Saved data entries
==================================================

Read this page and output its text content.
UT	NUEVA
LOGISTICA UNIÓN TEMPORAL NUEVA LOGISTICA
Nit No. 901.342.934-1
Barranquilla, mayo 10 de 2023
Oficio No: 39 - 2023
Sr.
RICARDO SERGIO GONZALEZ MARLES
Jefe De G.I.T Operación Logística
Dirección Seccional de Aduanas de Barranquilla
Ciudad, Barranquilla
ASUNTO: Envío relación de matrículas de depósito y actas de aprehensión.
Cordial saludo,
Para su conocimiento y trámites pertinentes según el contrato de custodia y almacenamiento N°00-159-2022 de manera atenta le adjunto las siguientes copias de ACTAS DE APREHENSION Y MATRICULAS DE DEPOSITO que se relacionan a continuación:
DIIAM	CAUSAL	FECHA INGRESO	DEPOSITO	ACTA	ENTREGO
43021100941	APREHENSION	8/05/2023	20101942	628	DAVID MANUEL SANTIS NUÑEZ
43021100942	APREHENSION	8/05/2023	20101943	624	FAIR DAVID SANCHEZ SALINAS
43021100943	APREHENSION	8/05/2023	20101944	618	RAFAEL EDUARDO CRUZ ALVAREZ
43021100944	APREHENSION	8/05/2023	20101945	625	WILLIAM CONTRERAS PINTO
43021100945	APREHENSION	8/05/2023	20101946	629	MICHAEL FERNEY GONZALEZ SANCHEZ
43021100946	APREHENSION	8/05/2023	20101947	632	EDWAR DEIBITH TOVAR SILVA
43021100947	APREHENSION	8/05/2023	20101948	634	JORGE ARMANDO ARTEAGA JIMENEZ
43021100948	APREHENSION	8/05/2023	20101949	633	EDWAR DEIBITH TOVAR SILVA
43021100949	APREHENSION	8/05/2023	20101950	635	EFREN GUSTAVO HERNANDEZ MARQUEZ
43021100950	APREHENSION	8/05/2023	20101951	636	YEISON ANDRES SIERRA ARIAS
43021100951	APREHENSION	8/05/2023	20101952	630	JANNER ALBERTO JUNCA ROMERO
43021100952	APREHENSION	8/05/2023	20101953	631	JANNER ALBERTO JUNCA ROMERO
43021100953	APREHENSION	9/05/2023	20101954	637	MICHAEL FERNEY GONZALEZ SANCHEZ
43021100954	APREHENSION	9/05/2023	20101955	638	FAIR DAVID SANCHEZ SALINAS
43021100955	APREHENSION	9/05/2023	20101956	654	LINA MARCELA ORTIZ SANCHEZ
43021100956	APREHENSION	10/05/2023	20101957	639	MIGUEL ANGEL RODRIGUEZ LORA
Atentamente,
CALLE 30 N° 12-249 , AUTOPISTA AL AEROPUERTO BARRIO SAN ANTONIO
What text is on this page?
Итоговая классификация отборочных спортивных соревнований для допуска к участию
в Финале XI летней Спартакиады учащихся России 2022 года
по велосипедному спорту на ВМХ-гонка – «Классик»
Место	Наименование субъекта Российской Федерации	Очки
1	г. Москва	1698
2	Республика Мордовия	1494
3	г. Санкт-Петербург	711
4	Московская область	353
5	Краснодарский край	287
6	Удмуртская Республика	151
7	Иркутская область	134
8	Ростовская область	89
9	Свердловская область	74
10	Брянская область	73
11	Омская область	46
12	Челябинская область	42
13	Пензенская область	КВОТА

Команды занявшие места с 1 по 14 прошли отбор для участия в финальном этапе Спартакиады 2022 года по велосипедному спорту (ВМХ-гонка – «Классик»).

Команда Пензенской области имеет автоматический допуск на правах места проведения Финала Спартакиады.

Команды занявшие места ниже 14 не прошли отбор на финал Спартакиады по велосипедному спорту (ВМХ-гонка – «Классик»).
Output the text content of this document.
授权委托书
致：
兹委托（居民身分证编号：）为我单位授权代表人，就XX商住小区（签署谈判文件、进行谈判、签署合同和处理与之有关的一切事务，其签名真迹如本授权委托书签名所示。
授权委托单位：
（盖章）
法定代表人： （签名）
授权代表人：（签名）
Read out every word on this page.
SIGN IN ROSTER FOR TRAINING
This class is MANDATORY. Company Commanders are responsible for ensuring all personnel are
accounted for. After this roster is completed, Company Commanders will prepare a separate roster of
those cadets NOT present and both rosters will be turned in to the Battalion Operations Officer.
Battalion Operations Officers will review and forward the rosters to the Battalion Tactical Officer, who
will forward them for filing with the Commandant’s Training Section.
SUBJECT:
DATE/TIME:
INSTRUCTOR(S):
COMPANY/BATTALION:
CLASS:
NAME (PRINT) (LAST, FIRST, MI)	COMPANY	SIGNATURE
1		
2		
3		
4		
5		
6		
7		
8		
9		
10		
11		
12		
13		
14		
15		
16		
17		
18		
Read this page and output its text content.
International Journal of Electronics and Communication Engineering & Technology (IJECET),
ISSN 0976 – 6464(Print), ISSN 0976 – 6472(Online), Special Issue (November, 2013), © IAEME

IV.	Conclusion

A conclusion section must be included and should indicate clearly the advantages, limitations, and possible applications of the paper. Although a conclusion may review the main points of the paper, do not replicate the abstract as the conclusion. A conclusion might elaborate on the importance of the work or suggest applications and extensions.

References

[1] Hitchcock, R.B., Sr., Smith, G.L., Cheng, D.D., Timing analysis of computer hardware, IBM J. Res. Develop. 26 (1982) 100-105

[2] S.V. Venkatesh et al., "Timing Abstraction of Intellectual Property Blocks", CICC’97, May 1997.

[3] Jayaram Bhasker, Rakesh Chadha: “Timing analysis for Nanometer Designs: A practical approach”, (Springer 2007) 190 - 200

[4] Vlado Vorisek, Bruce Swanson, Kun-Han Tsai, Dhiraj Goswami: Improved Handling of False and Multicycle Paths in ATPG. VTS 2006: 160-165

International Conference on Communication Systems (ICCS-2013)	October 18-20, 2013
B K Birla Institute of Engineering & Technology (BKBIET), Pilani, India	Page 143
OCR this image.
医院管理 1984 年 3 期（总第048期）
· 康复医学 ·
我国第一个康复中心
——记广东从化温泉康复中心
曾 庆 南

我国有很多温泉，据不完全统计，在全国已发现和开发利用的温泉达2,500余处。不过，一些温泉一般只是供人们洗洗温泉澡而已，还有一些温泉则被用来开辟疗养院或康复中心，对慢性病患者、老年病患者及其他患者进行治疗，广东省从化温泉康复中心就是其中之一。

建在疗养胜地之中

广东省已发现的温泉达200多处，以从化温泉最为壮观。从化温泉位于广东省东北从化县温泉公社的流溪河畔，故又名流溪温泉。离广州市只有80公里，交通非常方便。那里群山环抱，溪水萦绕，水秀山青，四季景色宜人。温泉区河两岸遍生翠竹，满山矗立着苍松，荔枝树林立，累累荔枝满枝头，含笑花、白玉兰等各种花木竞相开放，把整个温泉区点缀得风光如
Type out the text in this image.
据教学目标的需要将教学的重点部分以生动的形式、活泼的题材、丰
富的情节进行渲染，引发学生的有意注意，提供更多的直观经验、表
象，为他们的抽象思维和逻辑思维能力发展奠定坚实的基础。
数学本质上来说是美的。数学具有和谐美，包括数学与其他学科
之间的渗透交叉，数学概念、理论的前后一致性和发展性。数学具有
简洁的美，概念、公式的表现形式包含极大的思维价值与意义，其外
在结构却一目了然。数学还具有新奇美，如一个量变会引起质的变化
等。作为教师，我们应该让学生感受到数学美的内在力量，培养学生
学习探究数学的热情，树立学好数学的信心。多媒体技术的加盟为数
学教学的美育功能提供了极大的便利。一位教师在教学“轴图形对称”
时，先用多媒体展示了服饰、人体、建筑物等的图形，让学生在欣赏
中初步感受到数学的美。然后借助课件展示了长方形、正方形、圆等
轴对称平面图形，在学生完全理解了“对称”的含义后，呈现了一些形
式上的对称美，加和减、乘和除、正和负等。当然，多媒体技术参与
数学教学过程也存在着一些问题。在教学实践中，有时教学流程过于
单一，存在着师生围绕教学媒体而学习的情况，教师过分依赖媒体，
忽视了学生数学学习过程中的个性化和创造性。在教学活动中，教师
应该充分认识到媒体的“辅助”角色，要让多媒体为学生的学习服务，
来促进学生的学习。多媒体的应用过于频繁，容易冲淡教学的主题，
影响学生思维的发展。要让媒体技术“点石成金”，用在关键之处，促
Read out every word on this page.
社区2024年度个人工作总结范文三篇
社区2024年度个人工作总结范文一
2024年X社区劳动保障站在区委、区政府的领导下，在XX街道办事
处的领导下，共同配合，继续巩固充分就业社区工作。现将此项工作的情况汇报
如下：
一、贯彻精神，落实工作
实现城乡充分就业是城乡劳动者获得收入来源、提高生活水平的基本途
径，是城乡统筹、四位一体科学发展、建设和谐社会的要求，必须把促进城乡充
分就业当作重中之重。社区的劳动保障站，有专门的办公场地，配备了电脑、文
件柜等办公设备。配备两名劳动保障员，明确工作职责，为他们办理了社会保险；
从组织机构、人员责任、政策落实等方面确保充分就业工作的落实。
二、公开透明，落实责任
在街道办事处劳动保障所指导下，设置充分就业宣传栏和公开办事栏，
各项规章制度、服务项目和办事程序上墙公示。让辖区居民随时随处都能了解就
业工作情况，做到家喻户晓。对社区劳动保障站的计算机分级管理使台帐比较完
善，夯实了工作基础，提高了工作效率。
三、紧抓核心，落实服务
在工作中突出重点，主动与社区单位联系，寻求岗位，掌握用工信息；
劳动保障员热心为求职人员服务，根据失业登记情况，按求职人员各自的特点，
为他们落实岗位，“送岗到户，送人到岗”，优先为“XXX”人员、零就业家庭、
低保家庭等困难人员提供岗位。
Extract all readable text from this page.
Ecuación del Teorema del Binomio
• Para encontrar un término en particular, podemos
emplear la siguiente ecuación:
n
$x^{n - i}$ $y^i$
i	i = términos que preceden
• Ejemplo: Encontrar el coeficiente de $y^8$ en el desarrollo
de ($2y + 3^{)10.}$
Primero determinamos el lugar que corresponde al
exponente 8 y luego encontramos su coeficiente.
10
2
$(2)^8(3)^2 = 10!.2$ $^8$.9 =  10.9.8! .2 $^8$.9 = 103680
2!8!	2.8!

==================================================

Instructions to follow: Write out only the final block of lines, starting at the line with "Type out the text in this image." and running to the end of the material.

Written solution:
Type out the text in this image.
据教学目标的需要将教学的重点部分以生动的形式、活泼的题材、丰
富的情节进行渲染，引发学生的有意注意，提供更多的直观经验、表
象，为他们的抽象思维和逻辑思维能力发展奠定坚实的基础。
数学本质上来说是美的。数学具有和谐美，包括数学与其他学科
之间的渗透交叉，数学概念、理论的前后一致性和发展性。数学具有
简洁的美，概念、公式的表现形式包含极大的思维价值与意义，其外
在结构却一目了然。数学还具有新奇美，如一个量变会引起质的变化
等。作为教师，我们应该让学生感受到数学美的内在力量，培养学生
学习探究数学的热情，树立学好数学的信心。多媒体技术的加盟为数
学教学的美育功能提供了极大的便利。一位教师在教学“轴图形对称”
时，先用多媒体展示了服饰、人体、建筑物等的图形，让学生在欣赏
中初步感受到数学的美。然后借助课件展示了长方形、正方形、圆等
轴对称平面图形，在学生完全理解了“对称”的含义后，呈现了一些形
式上的对称美，加和减、乘和除、正和负等。当然，多媒体技术参与
数学教学过程也存在着一些问题。在教学实践中，有时教学流程过于
单一，存在着师生围绕教学媒体而学习的情况，教师过分依赖媒体，
忽视了学生数学学习过程中的个性化和创造性。在教学活动中，教师
应该充分认识到媒体的“辅助”角色，要让多媒体为学生的学习服务，
来促进学生的学习。多媒体的应用过于频繁，容易冲淡教学的主题，
影响学生思维的发展。要让媒体技术“点石成金”，用在关键之处，促
Read out every word on this page.
社区2024年度个人工作总结范文三篇
社区2024年度个人工作总结范文一
2024年X社区劳动保障站在区委、区政府的领导下，在XX街道办事
处的领导下，共同配合，继续巩固充分就业社区工作。现将此项工作的情况汇报
如下：
一、贯彻精神，落实工作
实现城乡充分就业是城乡劳动者获得收入来源、提高生活水平的基本途
径，是城乡统筹、四位一体科学发展、建设和谐社会的要求，必须把促进城乡充
分就业当作重中之重。社区的劳动保障站，有专门的办公场地，配备了电脑、文
件柜等办公设备。配备两名劳动保障员，明确工作职责，为他们办理了社会保险；
从组织机构、人员责任、政策落实等方面确保充分就业工作的落实。
二、公开透明，落实责任
在街道办事处劳动保障所指导下，设置充分就业宣传栏和公开办事栏，
各项规章制度、服务项目和办事程序上墙公示。让辖区居民随时随处都能了解就
业工作情况，做到家喻户晓。对社区劳动保障站的计算机分级管理使台帐比较完
善，夯实了工作基础，提高了工作效率。
三、紧抓核心，落实服务
在工作中突出重点，主动与社区单位联系，寻求岗位，掌握用工信息；
劳动保障员热心为求职人员服务，根据失业登记情况，按求职人员各自的特点，
为他们落实岗位，“送岗到户，送人到岗”，优先为“XXX”人员、零就业家庭、
低保家庭等困难人员提供岗位。
Extract all readable text from this page.
Ecuación del Teorema del Binomio
• Para encontrar un término en particular, podemos
emplear la siguiente ecuación:
n
$x^{n - i}$ $y^i$
i	i = términos que preceden
• Ejemplo: Encontrar el coeficiente de $y^8$ en el desarrollo
de ($2y + 3^{)10.}$
Primero determinamos el lugar que corresponde al
exponente 8 y luego encontramos su coeficiente.
10
2
$(2)^8(3)^2 = 10!.2$ $^8$.9 =  10.9.8! .2 $^8$.9 = 103680
2!8!	2.8!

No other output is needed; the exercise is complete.